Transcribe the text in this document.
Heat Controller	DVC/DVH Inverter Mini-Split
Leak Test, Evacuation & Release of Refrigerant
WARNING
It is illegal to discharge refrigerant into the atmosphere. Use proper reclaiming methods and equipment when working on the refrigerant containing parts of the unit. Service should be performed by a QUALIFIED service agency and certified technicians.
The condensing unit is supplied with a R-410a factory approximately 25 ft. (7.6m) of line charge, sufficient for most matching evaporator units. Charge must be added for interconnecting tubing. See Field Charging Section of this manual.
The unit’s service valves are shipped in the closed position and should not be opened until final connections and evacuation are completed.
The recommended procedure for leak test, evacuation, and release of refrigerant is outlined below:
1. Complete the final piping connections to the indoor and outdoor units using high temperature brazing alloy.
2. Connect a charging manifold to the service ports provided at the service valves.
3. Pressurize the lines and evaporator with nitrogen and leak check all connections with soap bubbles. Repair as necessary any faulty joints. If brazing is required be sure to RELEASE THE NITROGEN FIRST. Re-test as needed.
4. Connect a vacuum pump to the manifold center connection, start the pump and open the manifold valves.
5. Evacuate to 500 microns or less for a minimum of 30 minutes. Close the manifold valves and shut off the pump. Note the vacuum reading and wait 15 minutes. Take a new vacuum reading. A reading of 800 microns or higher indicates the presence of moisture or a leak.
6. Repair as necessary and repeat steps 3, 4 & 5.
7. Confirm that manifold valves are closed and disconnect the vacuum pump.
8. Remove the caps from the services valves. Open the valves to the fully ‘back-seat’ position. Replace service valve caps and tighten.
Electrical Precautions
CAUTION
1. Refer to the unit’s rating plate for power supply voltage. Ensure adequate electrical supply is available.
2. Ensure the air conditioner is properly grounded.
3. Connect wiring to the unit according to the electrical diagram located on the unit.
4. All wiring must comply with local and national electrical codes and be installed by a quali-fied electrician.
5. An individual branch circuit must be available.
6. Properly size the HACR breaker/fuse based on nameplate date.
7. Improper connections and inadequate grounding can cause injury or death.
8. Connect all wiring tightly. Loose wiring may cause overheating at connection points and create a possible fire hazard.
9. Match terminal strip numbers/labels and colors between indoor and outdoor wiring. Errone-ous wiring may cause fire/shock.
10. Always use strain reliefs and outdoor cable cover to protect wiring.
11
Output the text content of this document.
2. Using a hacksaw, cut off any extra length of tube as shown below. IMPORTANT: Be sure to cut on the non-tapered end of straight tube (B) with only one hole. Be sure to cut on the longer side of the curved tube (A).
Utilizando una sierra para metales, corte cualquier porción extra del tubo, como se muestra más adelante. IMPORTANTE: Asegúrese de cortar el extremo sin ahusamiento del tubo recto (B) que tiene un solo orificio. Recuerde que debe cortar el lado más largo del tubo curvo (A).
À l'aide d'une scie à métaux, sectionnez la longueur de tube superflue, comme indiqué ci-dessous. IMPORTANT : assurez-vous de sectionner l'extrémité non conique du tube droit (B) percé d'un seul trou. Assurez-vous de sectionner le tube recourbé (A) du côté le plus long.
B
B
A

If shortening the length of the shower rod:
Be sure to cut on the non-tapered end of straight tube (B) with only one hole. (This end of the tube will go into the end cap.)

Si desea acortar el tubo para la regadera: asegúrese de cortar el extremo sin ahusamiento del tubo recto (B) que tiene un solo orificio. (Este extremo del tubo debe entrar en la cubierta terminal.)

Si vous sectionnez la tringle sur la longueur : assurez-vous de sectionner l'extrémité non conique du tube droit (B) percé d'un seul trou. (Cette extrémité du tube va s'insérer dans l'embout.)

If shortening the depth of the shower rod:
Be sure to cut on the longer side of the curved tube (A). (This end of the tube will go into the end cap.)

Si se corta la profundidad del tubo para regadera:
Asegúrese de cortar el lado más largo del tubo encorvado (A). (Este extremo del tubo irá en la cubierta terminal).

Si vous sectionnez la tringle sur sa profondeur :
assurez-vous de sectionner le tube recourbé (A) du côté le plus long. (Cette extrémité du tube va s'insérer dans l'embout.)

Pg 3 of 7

TASK OBJECTIVE:
Copy out every line from the records that has the word "straight".

TASK SOLUTION:
2. Using a hacksaw, cut off any extra length of tube as shown below. IMPORTANT: Be sure to cut on the non-tapered end of straight tube (B) with only one hole. Be sure to cut on the longer side of the curved tube (A).
Be sure to cut on the non-tapered end of straight tube (B) with only one hole. (This end of the tube will go into the end cap.)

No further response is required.